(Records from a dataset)
----------

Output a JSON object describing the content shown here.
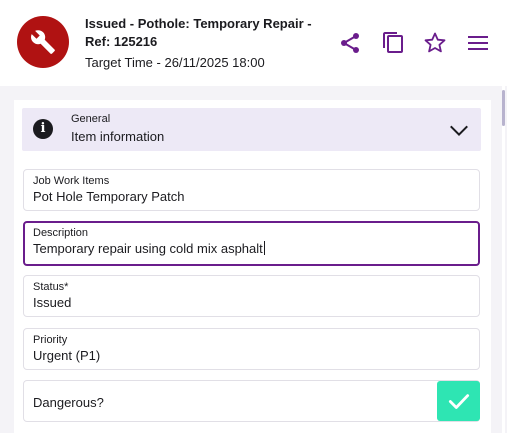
{
  "header": {
    "title_line1": "Issued - Pothole: Temporary Repair -",
    "title_line2": "Ref: 125216",
    "target_time": "Target Time - 26/11/2025 18:00",
    "icons": [
      "wrench-icon",
      "share-icon",
      "copy-icon",
      "star-icon",
      "menu-icon"
    ]
  },
  "section": {
    "subtitle": "General",
    "title": "Item information",
    "icon": "info-icon",
    "expanded": true
  },
  "fields": {
    "job_work_items": {
      "label": "Job Work Items",
      "value": "Pot Hole Temporary Patch"
    },
    "description": {
      "label": "Description",
      "value": "Temporary repair using cold mix asphalt"
    },
    "status": {
      "label": "Status*",
      "value": "Issued"
    },
    "priority": {
      "label": "Priority",
      "value": "Urgent (P1)"
    },
    "dangerous": {
      "label": "Dangerous?",
      "checked": true
    }
  },
  "colors": {
    "brand_red": "#b01212",
    "accent_purple": "#6a1d8c",
    "check_green": "#2ee5b3",
    "section_bg": "#ede9f6"
  }
}
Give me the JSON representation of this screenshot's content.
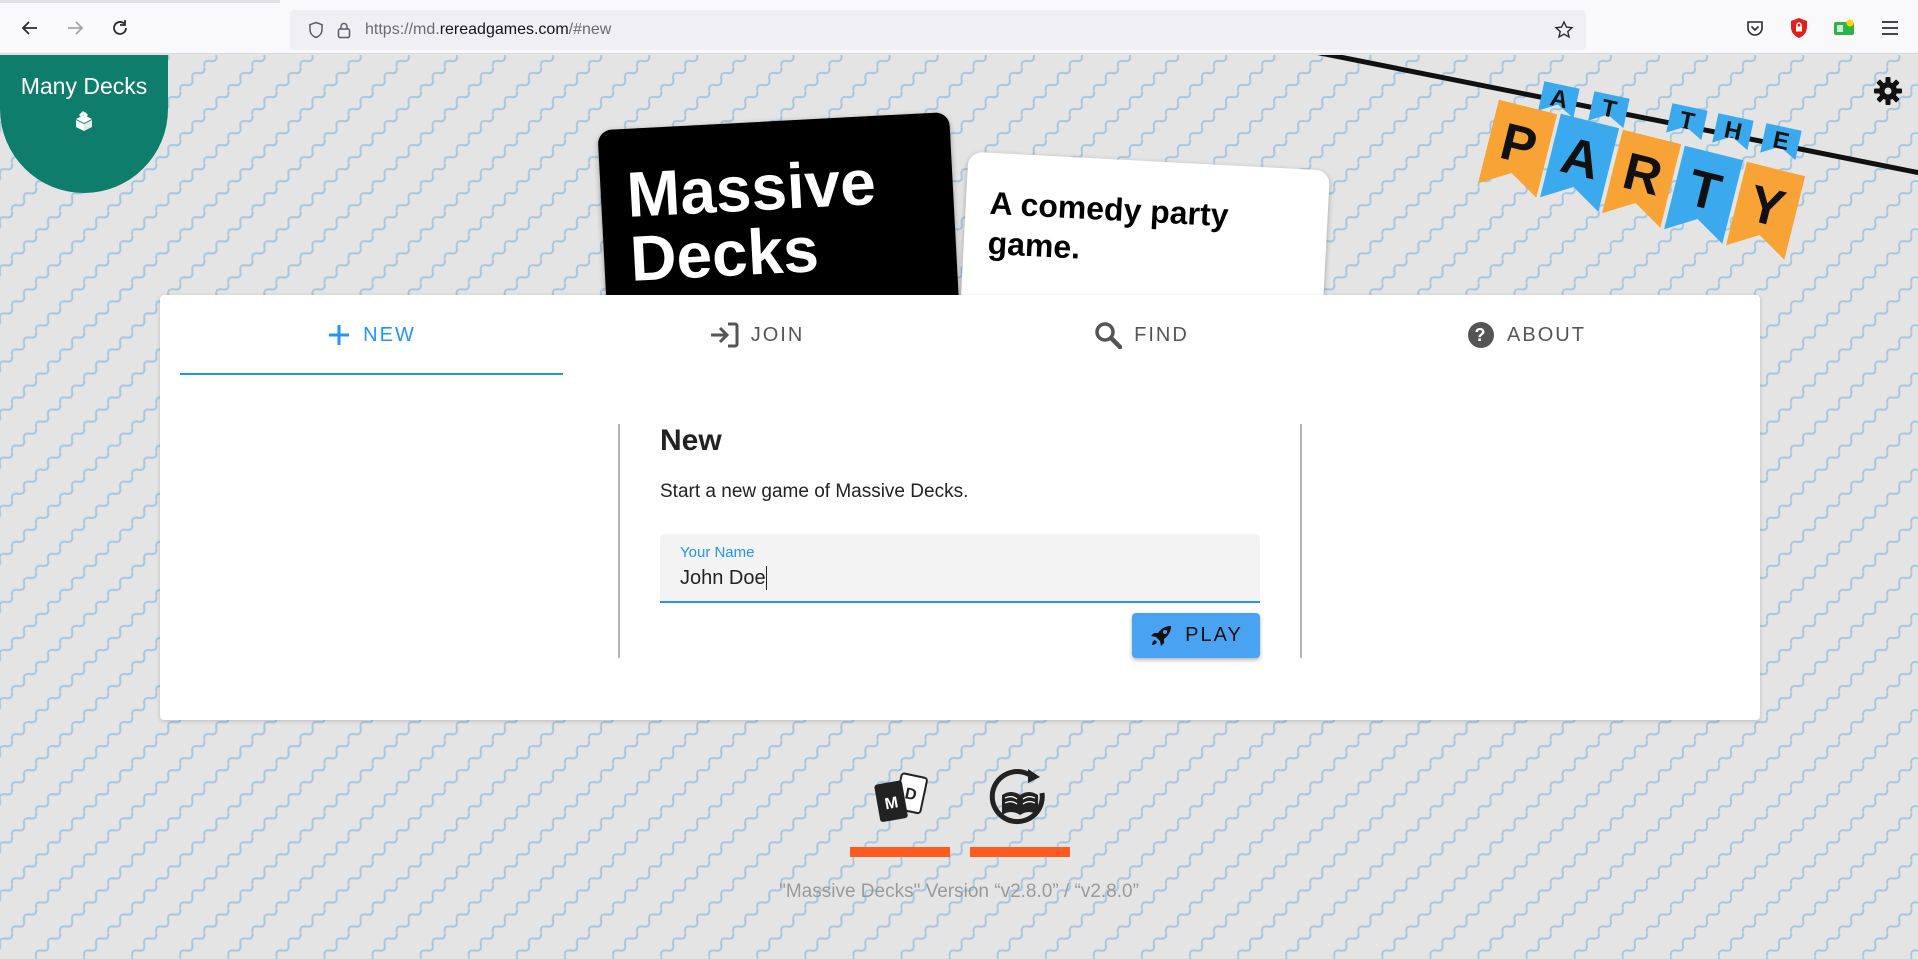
{
  "browser": {
    "url_prefix": "https://md.",
    "url_domain": "rereadgames.com",
    "url_suffix": "/#new"
  },
  "many_decks": {
    "label": "Many Decks"
  },
  "logo": {
    "black_card": "Massive Decks",
    "white_card": "A comedy party game."
  },
  "banner": {
    "line1": "AT THE",
    "line2": "PARTY"
  },
  "tabs": [
    {
      "label": "NEW",
      "active": true
    },
    {
      "label": "JOIN",
      "active": false
    },
    {
      "label": "FIND",
      "active": false
    },
    {
      "label": "ABOUT",
      "active": false
    }
  ],
  "new_game": {
    "title": "New",
    "description": "Start a new game of Massive Decks.",
    "name_label": "Your Name",
    "name_value": "John Doe",
    "play_label": "PLAY"
  },
  "footer": {
    "version": "\"Massive Decks\" Version “v2.8.0” / “v2.8.0”"
  },
  "colors": {
    "accent": "#2196f3",
    "many_decks": "#0e7d6b",
    "footer_bar": "#ff5a1f",
    "banner_orange": "#f7a335",
    "banner_blue": "#3ba9ee"
  }
}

----------

* [PROBLEM TO SOLVE] Write down exactly the lines running from the line with "Give me the" through the end of the material, both ends included, and none of the pictures.

* [EXERCISE SOLUTION]
Give me the JSON representation of this screenshot's content.
{
  "browser": {
    "url_prefix": "https://md.",
    "url_domain": "rereadgames.com",
    "url_suffix": "/#new"
  },
  "many_decks": {
    "label": "Many Decks"
  },
  "logo": {
    "black_card": "Massive Decks",
    "white_card": "A comedy party game."
  },
  "banner": {
    "line1": "AT THE",
    "line2": "PARTY"
  },
  "tabs": [
    {
      "label": "NEW",
      "active": true
    },
    {
      "label": "JOIN",
      "active": false
    },
    {
      "label": "FIND",
      "active": false
    },
    {
      "label": "ABOUT",
      "active": false
    }
  ],
  "new_game": {
    "title": "New",
    "description": "Start a new game of Massive Decks.",
    "name_label": "Your Name",
    "name_value": "John Doe",
    "play_label": "PLAY"
  },
  "footer": {
    "version": "\"Massive Decks\" Version “v2.8.0” / “v2.8.0”"
  },
  "colors": {
    "accent": "#2196f3",
    "many_decks": "#0e7d6b",
    "footer_bar": "#ff5a1f",
    "banner_orange": "#f7a335",
    "banner_blue": "#3ba9ee"
  }
}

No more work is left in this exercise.